**Task directions**.
Your task is to quote the material that follows, in full and exactly.

**Supplied information**.

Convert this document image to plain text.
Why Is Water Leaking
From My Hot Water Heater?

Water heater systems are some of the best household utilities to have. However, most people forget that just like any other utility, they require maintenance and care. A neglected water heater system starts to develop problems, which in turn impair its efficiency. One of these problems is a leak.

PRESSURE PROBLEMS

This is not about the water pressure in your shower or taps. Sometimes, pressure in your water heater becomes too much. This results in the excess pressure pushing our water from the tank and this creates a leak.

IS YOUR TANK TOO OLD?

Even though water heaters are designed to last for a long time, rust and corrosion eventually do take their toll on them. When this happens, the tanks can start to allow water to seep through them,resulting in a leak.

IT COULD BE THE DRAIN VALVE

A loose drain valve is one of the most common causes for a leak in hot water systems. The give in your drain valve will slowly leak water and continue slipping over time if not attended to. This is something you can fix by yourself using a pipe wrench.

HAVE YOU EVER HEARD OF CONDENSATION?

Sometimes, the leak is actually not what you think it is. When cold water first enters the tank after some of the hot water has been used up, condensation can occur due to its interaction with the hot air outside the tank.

**Task result**.
Convert this document image to plain text.
Why Is Water Leaking
From My Hot Water Heater?

Water heater systems are some of the best household utilities to have. However, most people forget that just like any other utility, they require maintenance and care. A neglected water heater system starts to develop problems, which in turn impair its efficiency. One of these problems is a leak.

PRESSURE PROBLEMS

This is not about the water pressure in your shower or taps. Sometimes, pressure in your water heater becomes too much. This results in the excess pressure pushing our water from the tank and this creates a leak.

IS YOUR TANK TOO OLD?

Even though water heaters are designed to last for a long time, rust and corrosion eventually do take their toll on them. When this happens, the tanks can start to allow water to seep through them,resulting in a leak.

IT COULD BE THE DRAIN VALVE

A loose drain valve is one of the most common causes for a leak in hot water systems. The give in your drain valve will slowly leak water and continue slipping over time if not attended to. This is something you can fix by yourself using a pipe wrench.

HAVE YOU EVER HEARD OF CONDENSATION?

Sometimes, the leak is actually not what you think it is. When cold water first enters the tank after some of the hot water has been used up, condensation can occur due to its interaction with the hot air outside the tank.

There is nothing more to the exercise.